■ Data shown:
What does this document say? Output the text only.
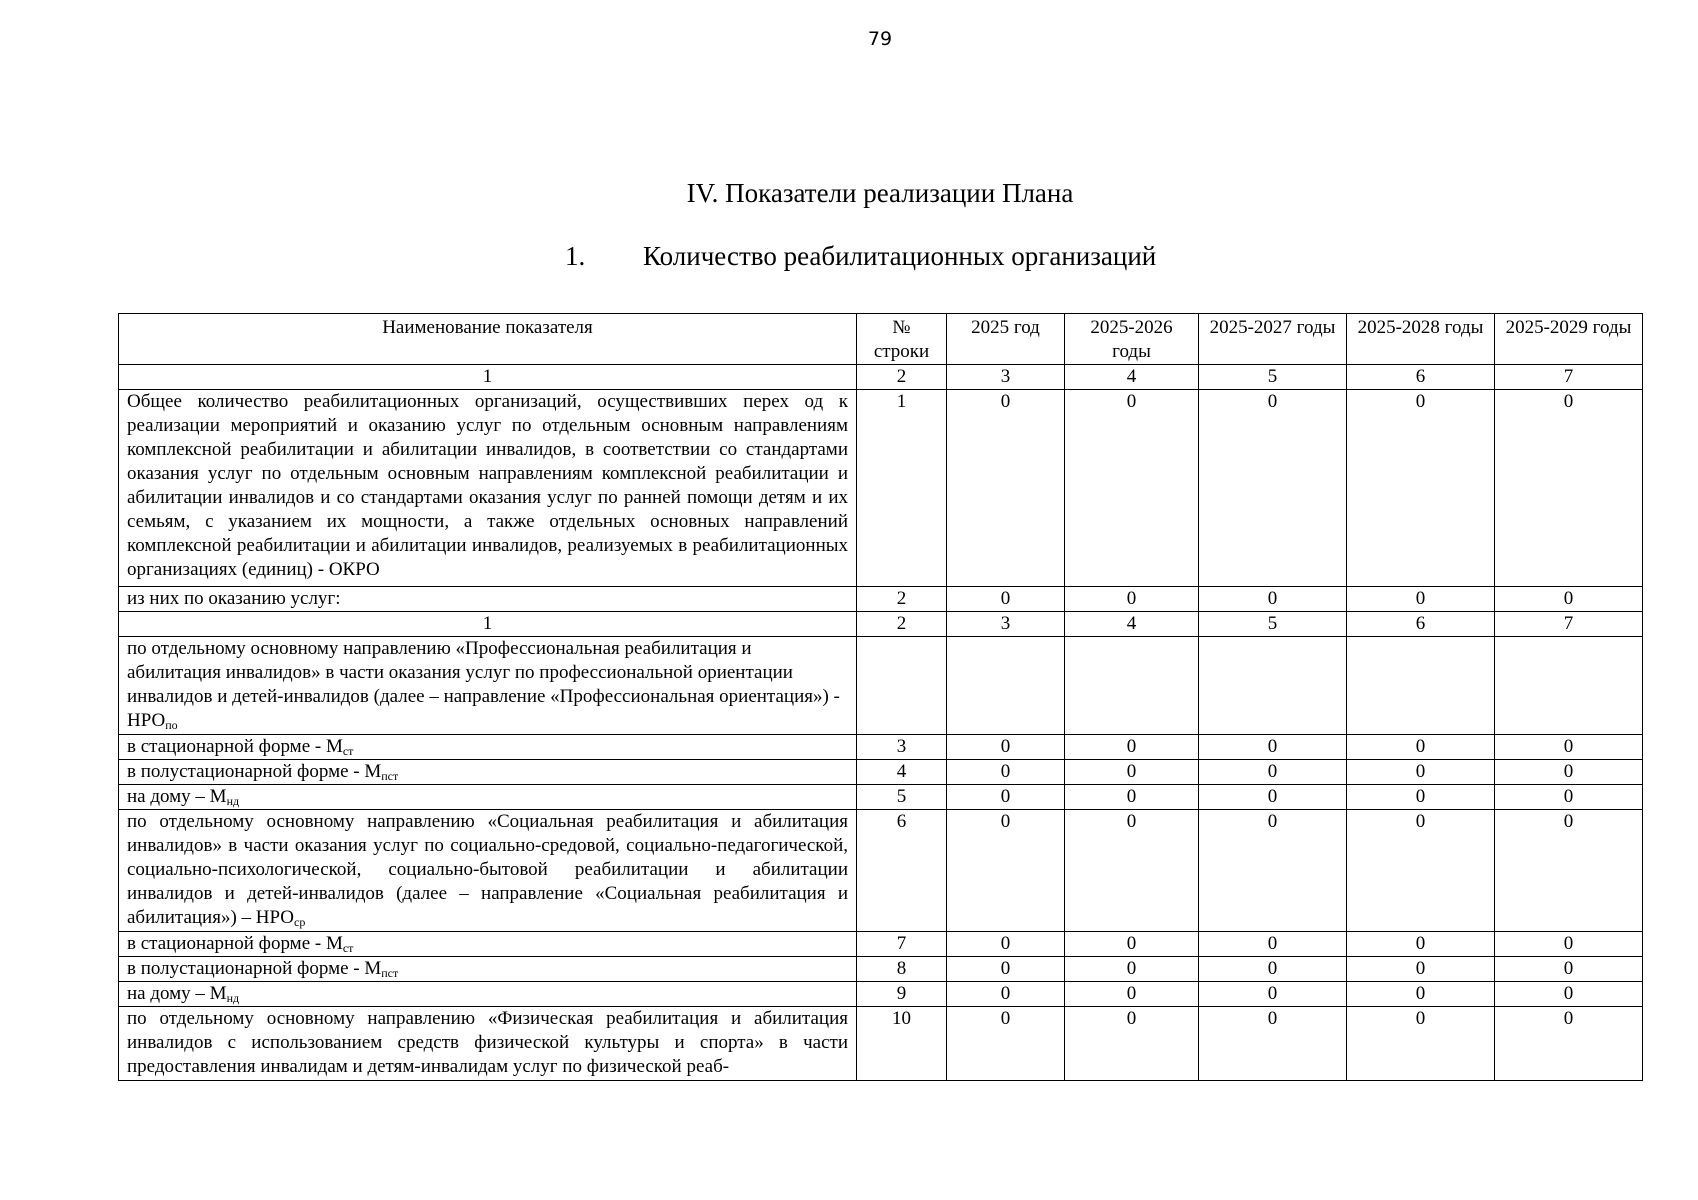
79
IV. Показатели реализации Плана
1. Количество реабилитационных организаций
Наименование показателя	№ строки	2025 год	2025-2026 годы	2025-2027 годы	2025-2028 годы	2025-2029 годы
1	2	3	4	5	6	7
Общее количество реабилитационных организаций, осуществивших перех од к реализации мероприятий и оказанию услуг по отдельным основным направлениям комплексной реабилитации и абилитации инвалидов, в соответствии со стандартами оказания услуг по отдельным основным направлениям комплексной реабилитации и абилитации инвалидов и со стандартами оказания услуг по ранней помощи детям и их семьям, с указанием их мощности, а также отдельных основных направлений комплексной реабилитации и абилитации инвалидов, реализуемых в реабилитационных организациях (единиц) - ОКРО	1	0	0	0	0	0
из них по оказанию услуг:	2	0	0	0	0	0
1	2	3	4	5	6	7
по отдельному основному направлению «Профессиональная реабилитация и абилитация инвалидов» в части оказания услуг по профессиональной ориентации инвалидов и детей-инвалидов (далее – направление «Профессиональная ориентация») - $НРО_{по}$						
в стационарной форме - $М_{ст}$	3	0	0	0	0	0
в полустационарной форме - $М_{пст}$	4	0	0	0	0	0
на дому – $М_{нд}$	5	0	0	0	0	0
по отдельному основному направлению «Социальная реабилитация и абилитация инвалидов» в части оказания услуг по социально-средовой, социально-педагогической, социально-психологической, социально-бытовой реабилитации и абилитации инвалидов и детей-инвалидов (далее – направление «Социальная реабилитация и абилитация») – $НРО_{ср}$	6	0	0	0	0	0
в стационарной форме - $М_{ст}$	7	0	0	0	0	0
в полустационарной форме - $М_{пст}$	8	0	0	0	0	0
на дому – $М_{нд}$	9	0	0	0	0	0
по отдельному основному направлению «Физическая реабилитация и абилитация инвалидов с использованием средств физической культуры и спорта» в части предоставления инвалидам и детям-инвалидам услуг по физической реаб-	10	0	0	0	0	0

■ Problem statement: Pull out all lines in the data above that include "реабилитация".

■ Answer to this task:
по отдельному основному направлению «Профессиональная реабилитация и абилитация инвалидов» в части оказания услуг по профессиональной ориентации инвалидов и детей-инвалидов (далее – направление «Профессиональная ориентация») - $НРО_{по}$						
по отдельному основному направлению «Социальная реабилитация и абилитация инвалидов» в части оказания услуг по социально-средовой, социально-педагогической, социально-психологической, социально-бытовой реабилитации и абилитации инвалидов и детей-инвалидов (далее – направление «Социальная реабилитация и абилитация») – $НРО_{ср}$	6	0	0	0	0	0
по отдельному основному направлению «Физическая реабилитация и абилитация инвалидов с использованием средств физической культуры и спорта» в части предоставления инвалидам и детям-инвалидам услуг по физической реаб-	10	0	0	0	0	0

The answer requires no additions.